Stored entries:
^^^^^^^^^^^^^^^^

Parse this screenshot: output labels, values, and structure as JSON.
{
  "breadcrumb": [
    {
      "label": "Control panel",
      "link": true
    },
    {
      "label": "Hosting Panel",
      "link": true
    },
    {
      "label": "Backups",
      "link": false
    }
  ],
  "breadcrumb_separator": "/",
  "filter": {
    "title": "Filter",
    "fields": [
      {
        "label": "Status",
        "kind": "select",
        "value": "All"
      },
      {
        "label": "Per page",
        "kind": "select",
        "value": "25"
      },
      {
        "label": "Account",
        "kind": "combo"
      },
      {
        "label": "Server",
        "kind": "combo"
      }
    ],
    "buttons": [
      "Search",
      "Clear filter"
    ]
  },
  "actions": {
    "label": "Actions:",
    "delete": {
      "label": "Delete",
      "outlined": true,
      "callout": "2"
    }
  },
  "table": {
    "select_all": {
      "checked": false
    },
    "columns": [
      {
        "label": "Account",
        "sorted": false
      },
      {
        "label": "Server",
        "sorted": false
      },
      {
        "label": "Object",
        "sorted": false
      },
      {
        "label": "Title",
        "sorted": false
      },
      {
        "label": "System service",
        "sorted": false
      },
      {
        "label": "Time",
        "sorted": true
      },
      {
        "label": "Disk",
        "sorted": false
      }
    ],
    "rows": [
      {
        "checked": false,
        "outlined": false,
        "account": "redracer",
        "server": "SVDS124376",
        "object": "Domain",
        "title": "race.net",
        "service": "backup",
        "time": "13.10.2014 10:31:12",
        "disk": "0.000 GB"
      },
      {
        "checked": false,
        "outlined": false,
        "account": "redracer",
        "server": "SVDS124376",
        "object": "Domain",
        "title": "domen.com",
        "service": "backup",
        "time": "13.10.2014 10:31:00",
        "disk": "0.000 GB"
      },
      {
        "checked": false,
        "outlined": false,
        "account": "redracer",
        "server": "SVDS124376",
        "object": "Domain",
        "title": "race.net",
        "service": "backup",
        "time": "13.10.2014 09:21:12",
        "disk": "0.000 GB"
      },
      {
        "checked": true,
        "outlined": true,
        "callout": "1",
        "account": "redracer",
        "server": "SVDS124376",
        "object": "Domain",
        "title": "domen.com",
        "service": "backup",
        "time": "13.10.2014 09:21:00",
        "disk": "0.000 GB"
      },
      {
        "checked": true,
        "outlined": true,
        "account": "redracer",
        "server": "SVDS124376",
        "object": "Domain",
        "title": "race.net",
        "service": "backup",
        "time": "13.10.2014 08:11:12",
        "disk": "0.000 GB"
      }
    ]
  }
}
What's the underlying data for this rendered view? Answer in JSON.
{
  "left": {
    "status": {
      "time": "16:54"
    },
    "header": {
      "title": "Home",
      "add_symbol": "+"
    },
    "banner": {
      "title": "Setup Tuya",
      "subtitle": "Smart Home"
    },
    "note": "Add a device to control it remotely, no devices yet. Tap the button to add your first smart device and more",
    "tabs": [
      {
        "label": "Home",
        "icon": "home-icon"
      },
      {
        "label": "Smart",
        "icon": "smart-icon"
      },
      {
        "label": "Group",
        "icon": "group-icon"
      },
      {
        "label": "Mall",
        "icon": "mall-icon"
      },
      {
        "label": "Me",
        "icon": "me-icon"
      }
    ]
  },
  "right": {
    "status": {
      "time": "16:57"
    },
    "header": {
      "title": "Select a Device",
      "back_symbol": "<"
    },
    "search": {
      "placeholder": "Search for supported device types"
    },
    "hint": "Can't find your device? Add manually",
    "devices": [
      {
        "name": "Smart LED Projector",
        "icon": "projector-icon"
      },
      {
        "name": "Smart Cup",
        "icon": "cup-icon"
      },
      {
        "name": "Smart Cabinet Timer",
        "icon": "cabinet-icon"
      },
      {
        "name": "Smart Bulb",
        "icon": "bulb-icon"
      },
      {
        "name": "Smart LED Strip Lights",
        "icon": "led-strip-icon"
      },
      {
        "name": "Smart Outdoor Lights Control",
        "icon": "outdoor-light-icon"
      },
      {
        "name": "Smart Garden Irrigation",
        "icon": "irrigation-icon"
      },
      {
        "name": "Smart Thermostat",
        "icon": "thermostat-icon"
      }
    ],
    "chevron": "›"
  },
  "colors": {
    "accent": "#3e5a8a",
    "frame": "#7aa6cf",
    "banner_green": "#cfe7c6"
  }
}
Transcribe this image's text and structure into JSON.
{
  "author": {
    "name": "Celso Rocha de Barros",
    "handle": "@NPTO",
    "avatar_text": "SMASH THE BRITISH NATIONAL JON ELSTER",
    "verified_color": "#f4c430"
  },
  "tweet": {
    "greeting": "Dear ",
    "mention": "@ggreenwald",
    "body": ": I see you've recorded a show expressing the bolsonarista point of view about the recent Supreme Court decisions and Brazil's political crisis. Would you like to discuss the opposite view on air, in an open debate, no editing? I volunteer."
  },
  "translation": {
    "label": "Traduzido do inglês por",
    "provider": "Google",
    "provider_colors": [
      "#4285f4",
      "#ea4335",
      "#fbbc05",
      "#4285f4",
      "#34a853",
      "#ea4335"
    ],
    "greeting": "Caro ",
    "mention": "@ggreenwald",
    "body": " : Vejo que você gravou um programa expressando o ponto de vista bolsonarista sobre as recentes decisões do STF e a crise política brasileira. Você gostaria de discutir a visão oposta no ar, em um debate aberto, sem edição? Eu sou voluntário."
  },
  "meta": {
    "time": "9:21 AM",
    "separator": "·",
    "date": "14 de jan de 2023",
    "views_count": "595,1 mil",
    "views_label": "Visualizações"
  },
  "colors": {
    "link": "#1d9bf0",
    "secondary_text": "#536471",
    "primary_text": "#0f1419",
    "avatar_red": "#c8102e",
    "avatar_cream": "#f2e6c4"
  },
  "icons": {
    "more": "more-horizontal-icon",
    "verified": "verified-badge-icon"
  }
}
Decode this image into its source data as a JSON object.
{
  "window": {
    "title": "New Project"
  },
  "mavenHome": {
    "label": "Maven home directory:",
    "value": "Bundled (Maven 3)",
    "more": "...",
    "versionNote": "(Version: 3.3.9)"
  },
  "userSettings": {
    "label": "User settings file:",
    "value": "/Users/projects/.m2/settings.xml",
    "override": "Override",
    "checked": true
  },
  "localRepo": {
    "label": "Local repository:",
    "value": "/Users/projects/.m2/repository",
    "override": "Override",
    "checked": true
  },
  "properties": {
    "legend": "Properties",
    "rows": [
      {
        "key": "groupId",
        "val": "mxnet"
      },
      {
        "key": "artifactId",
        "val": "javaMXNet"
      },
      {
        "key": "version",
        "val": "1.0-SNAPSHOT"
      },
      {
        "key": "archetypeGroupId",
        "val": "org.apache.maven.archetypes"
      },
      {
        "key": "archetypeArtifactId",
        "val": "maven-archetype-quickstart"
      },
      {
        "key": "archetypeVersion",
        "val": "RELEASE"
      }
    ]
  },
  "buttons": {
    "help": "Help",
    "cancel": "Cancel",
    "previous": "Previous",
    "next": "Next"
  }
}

^^^^^^^^^^^^^^^^

## [Problem statement]
Where a line of the entries contains the word "Lights", copy that line.

## [Result]
        "name": "Smart LED Strip Lights",
        "name": "Smart Outdoor Lights Control",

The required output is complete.